▶ [Exercise requirements]: Reproduce all of the listing below without alteration.

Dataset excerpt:

== == ==

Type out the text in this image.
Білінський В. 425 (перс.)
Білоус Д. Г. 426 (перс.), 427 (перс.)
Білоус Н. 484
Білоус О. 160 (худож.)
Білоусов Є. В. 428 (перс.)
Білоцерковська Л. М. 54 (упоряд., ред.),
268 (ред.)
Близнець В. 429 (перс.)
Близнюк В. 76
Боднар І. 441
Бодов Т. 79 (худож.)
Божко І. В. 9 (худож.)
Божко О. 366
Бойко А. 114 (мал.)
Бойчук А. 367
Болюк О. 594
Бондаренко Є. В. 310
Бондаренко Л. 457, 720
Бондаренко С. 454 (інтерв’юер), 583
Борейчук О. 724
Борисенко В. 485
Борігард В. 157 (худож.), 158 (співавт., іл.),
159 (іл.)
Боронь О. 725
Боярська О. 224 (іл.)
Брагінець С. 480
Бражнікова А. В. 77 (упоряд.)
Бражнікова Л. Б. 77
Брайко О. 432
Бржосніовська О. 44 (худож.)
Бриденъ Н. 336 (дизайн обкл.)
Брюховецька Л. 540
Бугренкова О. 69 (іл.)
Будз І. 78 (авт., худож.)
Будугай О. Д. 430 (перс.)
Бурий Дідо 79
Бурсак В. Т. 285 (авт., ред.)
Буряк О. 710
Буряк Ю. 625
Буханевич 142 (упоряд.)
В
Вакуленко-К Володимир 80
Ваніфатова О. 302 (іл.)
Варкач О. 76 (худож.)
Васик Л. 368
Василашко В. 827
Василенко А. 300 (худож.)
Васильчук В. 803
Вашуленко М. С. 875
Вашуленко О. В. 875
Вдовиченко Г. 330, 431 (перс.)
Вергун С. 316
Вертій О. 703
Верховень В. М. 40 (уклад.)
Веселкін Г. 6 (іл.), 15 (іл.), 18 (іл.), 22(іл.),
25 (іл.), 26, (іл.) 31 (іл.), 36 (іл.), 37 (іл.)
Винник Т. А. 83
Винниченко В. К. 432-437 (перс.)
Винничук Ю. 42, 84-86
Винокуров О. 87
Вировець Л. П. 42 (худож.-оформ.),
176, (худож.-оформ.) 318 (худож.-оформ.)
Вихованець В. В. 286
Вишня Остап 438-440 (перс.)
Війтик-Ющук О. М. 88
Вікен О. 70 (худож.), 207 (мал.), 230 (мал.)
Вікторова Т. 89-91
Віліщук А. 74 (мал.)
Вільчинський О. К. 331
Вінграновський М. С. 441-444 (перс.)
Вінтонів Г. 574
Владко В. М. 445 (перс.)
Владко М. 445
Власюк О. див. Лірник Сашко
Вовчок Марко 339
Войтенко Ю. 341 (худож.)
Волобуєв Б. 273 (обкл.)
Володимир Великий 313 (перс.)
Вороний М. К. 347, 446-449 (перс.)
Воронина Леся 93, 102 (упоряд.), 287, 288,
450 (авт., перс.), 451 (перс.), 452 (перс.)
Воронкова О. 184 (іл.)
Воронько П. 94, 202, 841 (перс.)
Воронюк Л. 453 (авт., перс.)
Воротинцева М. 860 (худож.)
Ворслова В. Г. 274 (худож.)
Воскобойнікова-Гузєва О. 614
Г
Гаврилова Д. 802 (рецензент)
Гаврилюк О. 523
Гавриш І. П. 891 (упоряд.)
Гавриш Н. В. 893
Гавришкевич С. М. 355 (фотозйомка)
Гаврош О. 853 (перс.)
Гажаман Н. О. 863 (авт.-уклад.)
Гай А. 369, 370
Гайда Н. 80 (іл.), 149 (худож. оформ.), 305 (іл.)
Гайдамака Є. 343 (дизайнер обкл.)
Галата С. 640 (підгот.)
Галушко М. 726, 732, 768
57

== == ==

▶ [Exercise solution]:
Type out the text in this image.
Білінський В. 425 (перс.)
Білоус Д. Г. 426 (перс.), 427 (перс.)
Білоус Н. 484
Білоус О. 160 (худож.)
Білоусов Є. В. 428 (перс.)
Білоцерковська Л. М. 54 (упоряд., ред.),
268 (ред.)
Близнець В. 429 (перс.)
Близнюк В. 76
Боднар І. 441
Бодов Т. 79 (худож.)
Божко І. В. 9 (худож.)
Божко О. 366
Бойко А. 114 (мал.)
Бойчук А. 367
Болюк О. 594
Бондаренко Є. В. 310
Бондаренко Л. 457, 720
Бондаренко С. 454 (інтерв’юер), 583
Борейчук О. 724
Борисенко В. 485
Борігард В. 157 (худож.), 158 (співавт., іл.),
159 (іл.)
Боронь О. 725
Боярська О. 224 (іл.)
Брагінець С. 480
Бражнікова А. В. 77 (упоряд.)
Бражнікова Л. Б. 77
Брайко О. 432
Бржосніовська О. 44 (худож.)
Бриденъ Н. 336 (дизайн обкл.)
Брюховецька Л. 540
Бугренкова О. 69 (іл.)
Будз І. 78 (авт., худож.)
Будугай О. Д. 430 (перс.)
Бурий Дідо 79
Бурсак В. Т. 285 (авт., ред.)
Буряк О. 710
Буряк Ю. 625
Буханевич 142 (упоряд.)
В
Вакуленко-К Володимир 80
Ваніфатова О. 302 (іл.)
Варкач О. 76 (худож.)
Васик Л. 368
Василашко В. 827
Василенко А. 300 (худож.)
Васильчук В. 803
Вашуленко М. С. 875
Вашуленко О. В. 875
Вдовиченко Г. 330, 431 (перс.)
Вергун С. 316
Вертій О. 703
Верховень В. М. 40 (уклад.)
Веселкін Г. 6 (іл.), 15 (іл.), 18 (іл.), 22(іл.),
25 (іл.), 26, (іл.) 31 (іл.), 36 (іл.), 37 (іл.)
Винник Т. А. 83
Винниченко В. К. 432-437 (перс.)
Винничук Ю. 42, 84-86
Винокуров О. 87
Вировець Л. П. 42 (худож.-оформ.),
176, (худож.-оформ.) 318 (худож.-оформ.)
Вихованець В. В. 286
Вишня Остап 438-440 (перс.)
Війтик-Ющук О. М. 88
Вікен О. 70 (худож.), 207 (мал.), 230 (мал.)
Вікторова Т. 89-91
Віліщук А. 74 (мал.)
Вільчинський О. К. 331
Вінграновський М. С. 441-444 (перс.)
Вінтонів Г. 574
Владко В. М. 445 (перс.)
Владко М. 445
Власюк О. див. Лірник Сашко
Вовчок Марко 339
Войтенко Ю. 341 (худож.)
Волобуєв Б. 273 (обкл.)
Володимир Великий 313 (перс.)
Вороний М. К. 347, 446-449 (перс.)
Воронина Леся 93, 102 (упоряд.), 287, 288,
450 (авт., перс.), 451 (перс.), 452 (перс.)
Воронкова О. 184 (іл.)
Воронько П. 94, 202, 841 (перс.)
Воронюк Л. 453 (авт., перс.)
Воротинцева М. 860 (худож.)
Ворслова В. Г. 274 (худож.)
Воскобойнікова-Гузєва О. 614
Г
Гаврилова Д. 802 (рецензент)
Гаврилюк О. 523
Гавриш І. П. 891 (упоряд.)
Гавриш Н. В. 893
Гавришкевич С. М. 355 (фотозйомка)
Гаврош О. 853 (перс.)
Гажаман Н. О. 863 (авт.-уклад.)
Гай А. 369, 370
Гайда Н. 80 (іл.), 149 (худож. оформ.), 305 (іл.)
Гайдамака Є. 343 (дизайнер обкл.)
Галата С. 640 (підгот.)
Галушко М. 726, 732, 768
57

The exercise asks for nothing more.